## [QUÉ HARÁS]
Según el texto sobre Napalpí, ¿sobre qué cultivo se levantaban las tolderías de los rebeldes?

Recorrido El Aguará nos fuimos acercando tras un viaje donde debíamos descorrer algunos caminos hasta encontrar el lugar que nos interesaba: las chacras de Angel y Agriano Verdán.
Fue allí, según el testimonio de los pobladores, aborígenes o criollos, donde se produjeron los hechos de violencia. Precisamente en la chacra de Agriano Verdán. Sobre un sembradío de algodón se levantaban las tolderías de los rebeldes y allí cerca, sobre una altura que ya no existe porque fue desmontada, se alzaba el templete religioso. Según nos dijo Angel Verdán bajo la altura habían existido dos pistas de bailes indígenas, tal vez para bailes rituales o como parte de la vida comunitaria y social. Angel Verdán nos relató que en los últimos años han encontrado en la zona, durante la siembra o en las cosechas, bajo tierra, trozos de platos u otros utensilios que habrían pertenecido a los infortunados indígenas asesinados. Nos expresó también que en la cercanía, a la que no llegamos, había una fosa común donde se tiraron los restos humanos después de la masacre. Nos preguntamos por qué no existe allí un monolito, una placa, un señalamiento que recordara a los inmolados. Tal forma de recordación no forma parte de las costumbres indígenas que recurren a la transmisión oral de sus símbolos y creencias, pero sería obligación moral de las autoridades, partidos políticos, sindicalistas, organizaciones religiosas y culturales, hacer un señalamiento para que no se borre de la conciencia popular argentina un suceso que se emparenta en otra época y con distintos actores a la masacre de Margarita Belén. Porque somos los blancos los que estamos en deuda con aquellos que sufrieron el calvario a los que se refiere Santiago (V.1) cuando recuerda los que 'han condenado a los justos y ellos no se resistían'.
Incomprensión blanca del levantamiento
La tragedia indígena de Napalpí tuvo aspectos particulares que corresponde analizar a la luz de esos hechos dramáticos.
No sólo alcanzó la incomprensión a los hacendados chaqueños que motorizaron la matanza, sino a sectores ubicados en el campo progresista y vinculados al movimiento obrero de la época.
En Sáenz Peña y otras ciudades y pueblos chaqueños tenían cierta influencia en aquellos años el Partido Socialista y núcleos de ideologías libertarias y anarquistas. Sin embargo, estos sectores, ganados por concepciones eurocentristas no apoyaron en un primer momento ni comprendieron el significado del levantamiento pacífico indígena, principalmente toba.

## [DATOS REGISTRADOS]

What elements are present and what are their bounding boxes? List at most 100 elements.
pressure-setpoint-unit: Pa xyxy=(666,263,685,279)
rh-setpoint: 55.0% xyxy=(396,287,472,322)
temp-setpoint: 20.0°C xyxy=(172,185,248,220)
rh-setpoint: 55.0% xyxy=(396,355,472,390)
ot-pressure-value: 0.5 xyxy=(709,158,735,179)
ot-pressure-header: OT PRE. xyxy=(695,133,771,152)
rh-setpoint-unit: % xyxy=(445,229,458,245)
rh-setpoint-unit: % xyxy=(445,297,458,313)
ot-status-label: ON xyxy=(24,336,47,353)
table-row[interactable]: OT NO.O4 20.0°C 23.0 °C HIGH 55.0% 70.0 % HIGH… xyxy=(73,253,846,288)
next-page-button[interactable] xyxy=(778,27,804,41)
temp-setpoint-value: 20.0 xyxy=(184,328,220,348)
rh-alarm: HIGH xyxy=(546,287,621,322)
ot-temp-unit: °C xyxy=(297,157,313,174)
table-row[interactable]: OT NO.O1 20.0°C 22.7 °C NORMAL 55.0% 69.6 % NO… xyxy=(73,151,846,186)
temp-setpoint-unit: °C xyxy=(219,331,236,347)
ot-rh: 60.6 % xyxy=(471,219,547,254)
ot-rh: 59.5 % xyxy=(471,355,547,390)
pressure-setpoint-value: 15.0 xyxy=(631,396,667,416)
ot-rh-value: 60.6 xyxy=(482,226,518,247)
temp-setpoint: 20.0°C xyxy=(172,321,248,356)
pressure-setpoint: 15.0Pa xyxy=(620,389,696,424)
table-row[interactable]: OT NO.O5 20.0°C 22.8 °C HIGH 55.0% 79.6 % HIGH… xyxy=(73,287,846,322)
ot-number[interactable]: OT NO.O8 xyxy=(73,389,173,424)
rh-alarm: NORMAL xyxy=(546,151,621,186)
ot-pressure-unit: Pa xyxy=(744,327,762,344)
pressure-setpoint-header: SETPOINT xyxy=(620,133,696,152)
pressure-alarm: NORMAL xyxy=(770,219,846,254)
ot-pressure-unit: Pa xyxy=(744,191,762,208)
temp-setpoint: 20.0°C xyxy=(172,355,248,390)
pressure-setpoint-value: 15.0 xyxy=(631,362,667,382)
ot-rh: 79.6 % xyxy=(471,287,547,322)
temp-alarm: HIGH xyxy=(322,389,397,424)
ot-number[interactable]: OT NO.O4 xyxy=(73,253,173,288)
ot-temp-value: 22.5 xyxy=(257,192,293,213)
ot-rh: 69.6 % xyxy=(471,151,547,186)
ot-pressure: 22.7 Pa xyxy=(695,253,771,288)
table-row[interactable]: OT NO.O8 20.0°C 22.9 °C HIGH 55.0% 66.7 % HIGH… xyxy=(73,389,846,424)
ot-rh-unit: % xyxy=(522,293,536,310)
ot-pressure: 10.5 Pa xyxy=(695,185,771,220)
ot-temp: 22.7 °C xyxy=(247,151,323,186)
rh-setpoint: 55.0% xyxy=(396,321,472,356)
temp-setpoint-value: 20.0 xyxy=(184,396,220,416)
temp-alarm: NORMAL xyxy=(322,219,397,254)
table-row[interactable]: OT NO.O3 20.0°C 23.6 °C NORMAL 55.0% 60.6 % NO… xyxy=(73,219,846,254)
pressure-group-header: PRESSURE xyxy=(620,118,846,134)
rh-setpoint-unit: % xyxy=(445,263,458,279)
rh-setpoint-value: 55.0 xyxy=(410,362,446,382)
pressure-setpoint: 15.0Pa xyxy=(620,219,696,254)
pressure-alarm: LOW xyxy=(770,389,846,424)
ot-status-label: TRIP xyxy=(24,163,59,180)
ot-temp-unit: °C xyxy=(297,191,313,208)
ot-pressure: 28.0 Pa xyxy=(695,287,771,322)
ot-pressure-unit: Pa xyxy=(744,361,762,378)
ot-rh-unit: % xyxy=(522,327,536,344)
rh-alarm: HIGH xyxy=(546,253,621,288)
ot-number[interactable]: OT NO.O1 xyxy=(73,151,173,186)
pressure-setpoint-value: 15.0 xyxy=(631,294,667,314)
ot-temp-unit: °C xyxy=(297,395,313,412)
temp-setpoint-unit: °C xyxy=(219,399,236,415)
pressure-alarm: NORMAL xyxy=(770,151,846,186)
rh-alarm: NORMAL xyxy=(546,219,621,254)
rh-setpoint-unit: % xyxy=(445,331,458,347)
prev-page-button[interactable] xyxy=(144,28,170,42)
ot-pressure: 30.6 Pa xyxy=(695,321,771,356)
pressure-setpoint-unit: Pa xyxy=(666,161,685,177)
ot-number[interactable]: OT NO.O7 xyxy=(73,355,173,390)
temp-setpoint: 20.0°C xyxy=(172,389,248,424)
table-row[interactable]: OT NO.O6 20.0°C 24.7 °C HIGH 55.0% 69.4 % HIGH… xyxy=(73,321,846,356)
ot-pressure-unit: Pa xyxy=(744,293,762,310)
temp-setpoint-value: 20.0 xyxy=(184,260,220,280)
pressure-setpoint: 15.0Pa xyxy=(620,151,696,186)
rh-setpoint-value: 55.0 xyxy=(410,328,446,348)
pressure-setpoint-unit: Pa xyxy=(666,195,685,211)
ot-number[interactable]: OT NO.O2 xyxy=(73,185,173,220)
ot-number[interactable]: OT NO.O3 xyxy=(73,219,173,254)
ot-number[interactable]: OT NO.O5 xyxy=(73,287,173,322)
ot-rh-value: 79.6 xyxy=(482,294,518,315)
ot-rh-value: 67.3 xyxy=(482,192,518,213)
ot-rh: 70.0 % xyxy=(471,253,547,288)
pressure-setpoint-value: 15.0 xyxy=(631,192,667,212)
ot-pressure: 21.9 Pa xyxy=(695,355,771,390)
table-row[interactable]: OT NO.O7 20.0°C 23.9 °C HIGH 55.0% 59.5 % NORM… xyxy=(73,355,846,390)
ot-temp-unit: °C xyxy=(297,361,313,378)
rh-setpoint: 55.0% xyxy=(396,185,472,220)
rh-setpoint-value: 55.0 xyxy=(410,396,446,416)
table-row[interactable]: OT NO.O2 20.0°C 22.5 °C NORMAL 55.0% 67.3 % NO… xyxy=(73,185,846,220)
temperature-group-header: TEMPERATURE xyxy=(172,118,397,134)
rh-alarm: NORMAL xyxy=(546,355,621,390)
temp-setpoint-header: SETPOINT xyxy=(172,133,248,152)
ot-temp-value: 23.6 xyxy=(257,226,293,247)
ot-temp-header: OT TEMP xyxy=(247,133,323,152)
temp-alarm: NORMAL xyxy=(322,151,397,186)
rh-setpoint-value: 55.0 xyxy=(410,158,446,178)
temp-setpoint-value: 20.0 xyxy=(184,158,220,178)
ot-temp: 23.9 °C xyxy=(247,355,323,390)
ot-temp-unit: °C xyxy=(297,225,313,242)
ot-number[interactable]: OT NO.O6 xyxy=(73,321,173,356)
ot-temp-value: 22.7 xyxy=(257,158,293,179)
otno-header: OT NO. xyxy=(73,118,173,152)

## [RESPUESTA]
Sobre un sembradío de algodón.